[WHAT IS EXPECTED] Look through the listing below and give the number of lines that hold "orientation". Say nothing more.

=====

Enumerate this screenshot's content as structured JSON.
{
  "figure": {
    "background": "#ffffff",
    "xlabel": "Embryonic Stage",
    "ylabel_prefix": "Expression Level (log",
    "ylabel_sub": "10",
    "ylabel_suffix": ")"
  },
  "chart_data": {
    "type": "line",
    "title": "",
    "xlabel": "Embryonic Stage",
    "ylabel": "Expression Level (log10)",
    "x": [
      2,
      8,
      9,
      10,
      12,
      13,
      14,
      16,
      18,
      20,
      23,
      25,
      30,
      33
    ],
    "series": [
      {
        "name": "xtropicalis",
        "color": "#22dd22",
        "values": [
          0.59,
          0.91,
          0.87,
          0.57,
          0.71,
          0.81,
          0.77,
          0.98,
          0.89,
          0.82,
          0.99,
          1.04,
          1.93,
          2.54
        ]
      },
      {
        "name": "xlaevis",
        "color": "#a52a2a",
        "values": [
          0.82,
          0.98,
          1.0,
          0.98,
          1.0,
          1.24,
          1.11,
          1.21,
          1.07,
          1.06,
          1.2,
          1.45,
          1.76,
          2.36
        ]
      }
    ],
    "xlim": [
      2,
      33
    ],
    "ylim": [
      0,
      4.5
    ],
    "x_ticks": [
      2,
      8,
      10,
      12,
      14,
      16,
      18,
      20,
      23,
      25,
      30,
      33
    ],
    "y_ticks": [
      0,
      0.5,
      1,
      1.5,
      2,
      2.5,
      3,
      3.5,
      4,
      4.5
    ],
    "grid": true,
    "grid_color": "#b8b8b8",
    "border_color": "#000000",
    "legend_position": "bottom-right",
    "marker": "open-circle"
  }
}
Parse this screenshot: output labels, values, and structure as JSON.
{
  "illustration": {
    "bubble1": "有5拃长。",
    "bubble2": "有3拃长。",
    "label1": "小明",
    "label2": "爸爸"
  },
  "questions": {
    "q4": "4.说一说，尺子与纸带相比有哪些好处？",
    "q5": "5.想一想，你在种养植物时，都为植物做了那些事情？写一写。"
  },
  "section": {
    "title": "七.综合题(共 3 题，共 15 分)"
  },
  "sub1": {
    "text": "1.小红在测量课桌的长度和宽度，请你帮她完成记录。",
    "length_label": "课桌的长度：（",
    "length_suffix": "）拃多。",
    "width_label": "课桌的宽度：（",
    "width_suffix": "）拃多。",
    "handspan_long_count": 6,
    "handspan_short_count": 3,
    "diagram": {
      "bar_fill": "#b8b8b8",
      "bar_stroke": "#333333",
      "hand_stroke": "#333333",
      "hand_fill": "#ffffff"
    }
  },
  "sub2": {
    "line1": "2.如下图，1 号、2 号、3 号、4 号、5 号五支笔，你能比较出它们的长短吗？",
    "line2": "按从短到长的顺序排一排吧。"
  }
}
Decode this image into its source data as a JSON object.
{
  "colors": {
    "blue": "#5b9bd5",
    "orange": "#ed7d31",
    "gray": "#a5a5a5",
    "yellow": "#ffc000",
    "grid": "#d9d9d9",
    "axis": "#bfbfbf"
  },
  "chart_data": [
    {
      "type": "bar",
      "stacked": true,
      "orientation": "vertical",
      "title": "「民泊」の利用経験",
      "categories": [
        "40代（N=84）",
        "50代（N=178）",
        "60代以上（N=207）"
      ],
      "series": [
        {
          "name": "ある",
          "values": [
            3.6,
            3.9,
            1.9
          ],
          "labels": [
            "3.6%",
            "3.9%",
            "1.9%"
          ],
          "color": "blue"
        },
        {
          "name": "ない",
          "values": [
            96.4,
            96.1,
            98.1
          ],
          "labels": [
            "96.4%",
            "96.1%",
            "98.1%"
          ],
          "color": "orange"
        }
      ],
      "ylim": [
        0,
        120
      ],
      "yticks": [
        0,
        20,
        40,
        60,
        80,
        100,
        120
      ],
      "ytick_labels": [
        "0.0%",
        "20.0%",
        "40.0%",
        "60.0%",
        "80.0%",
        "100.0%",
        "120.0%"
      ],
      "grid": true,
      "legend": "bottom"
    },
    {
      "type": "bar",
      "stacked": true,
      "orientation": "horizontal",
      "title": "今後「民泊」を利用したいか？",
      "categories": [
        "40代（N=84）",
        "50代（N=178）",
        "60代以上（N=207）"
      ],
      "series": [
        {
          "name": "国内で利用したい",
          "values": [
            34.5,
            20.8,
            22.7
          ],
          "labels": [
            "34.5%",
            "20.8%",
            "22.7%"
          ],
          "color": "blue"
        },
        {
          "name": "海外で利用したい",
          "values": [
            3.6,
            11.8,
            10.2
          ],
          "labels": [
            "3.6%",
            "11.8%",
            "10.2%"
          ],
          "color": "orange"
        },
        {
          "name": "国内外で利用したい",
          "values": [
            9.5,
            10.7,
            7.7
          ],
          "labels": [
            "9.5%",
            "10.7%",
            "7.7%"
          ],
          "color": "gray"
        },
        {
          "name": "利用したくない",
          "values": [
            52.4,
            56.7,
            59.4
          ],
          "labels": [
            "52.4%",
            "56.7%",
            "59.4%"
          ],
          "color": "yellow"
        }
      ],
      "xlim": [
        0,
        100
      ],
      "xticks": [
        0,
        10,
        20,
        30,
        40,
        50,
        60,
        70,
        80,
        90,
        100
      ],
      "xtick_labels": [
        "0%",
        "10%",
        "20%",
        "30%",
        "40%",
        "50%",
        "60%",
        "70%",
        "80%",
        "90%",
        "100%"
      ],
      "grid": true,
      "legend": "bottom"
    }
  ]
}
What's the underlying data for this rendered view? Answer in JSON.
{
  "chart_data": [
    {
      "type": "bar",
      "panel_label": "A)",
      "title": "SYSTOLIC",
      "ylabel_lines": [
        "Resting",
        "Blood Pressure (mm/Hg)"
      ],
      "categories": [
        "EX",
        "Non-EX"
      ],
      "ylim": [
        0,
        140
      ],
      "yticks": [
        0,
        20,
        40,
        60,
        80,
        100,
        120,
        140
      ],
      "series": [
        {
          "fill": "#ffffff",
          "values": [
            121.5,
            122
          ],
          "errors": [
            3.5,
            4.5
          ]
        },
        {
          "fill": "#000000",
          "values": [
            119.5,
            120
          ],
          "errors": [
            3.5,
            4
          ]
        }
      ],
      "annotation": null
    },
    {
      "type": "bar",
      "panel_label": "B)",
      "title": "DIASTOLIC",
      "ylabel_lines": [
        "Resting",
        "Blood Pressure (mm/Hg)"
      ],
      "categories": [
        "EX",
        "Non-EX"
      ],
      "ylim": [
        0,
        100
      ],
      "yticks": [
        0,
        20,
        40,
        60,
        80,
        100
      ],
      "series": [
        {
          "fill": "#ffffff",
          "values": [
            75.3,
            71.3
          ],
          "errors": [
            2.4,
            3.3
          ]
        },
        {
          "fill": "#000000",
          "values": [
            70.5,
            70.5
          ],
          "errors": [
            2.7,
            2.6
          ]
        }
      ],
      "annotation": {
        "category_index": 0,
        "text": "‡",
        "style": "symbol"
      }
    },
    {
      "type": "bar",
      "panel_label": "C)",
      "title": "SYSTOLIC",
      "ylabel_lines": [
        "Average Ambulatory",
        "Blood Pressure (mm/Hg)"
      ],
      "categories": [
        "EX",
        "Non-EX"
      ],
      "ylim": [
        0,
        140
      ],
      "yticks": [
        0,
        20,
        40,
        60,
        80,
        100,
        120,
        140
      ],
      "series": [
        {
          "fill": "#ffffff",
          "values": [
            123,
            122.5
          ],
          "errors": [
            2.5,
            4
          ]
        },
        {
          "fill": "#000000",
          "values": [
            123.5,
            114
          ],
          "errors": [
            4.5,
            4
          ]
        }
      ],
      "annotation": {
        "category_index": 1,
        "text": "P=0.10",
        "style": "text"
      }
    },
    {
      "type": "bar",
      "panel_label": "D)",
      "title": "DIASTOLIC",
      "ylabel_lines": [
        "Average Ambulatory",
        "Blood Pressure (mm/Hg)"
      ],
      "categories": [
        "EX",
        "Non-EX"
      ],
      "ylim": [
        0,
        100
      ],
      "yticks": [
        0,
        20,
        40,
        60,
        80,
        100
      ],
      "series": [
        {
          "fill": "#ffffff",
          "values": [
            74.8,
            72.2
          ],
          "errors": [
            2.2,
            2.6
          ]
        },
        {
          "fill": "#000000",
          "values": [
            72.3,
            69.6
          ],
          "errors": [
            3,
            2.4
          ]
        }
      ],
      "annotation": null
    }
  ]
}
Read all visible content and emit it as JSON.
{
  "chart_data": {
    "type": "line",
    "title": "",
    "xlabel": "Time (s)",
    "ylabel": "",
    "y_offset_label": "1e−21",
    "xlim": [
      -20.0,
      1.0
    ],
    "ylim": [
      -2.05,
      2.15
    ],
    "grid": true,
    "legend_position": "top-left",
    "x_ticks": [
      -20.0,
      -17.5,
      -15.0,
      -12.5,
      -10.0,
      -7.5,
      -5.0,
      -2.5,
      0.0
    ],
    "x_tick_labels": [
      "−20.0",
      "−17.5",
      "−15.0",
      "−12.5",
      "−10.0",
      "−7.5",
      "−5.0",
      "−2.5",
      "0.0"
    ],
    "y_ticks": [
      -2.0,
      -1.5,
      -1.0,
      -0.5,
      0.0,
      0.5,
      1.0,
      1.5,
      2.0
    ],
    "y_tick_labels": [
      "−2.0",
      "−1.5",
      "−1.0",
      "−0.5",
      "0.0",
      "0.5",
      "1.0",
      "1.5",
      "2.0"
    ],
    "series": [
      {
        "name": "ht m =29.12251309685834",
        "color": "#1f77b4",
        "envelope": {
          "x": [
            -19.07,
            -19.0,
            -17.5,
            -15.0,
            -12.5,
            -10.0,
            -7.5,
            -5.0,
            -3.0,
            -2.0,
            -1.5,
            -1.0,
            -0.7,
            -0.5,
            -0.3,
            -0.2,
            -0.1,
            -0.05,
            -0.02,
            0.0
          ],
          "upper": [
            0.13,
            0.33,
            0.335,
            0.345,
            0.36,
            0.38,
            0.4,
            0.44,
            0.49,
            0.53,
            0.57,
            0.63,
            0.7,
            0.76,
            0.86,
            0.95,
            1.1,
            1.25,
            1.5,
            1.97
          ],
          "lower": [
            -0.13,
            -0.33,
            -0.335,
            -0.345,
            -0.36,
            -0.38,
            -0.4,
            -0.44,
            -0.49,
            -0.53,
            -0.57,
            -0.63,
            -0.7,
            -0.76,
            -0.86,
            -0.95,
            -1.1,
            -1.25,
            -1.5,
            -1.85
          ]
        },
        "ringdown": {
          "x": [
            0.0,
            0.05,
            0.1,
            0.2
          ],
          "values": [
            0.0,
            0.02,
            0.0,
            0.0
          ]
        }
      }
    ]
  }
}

=====

[REPLY TO THE EXERCISE] 2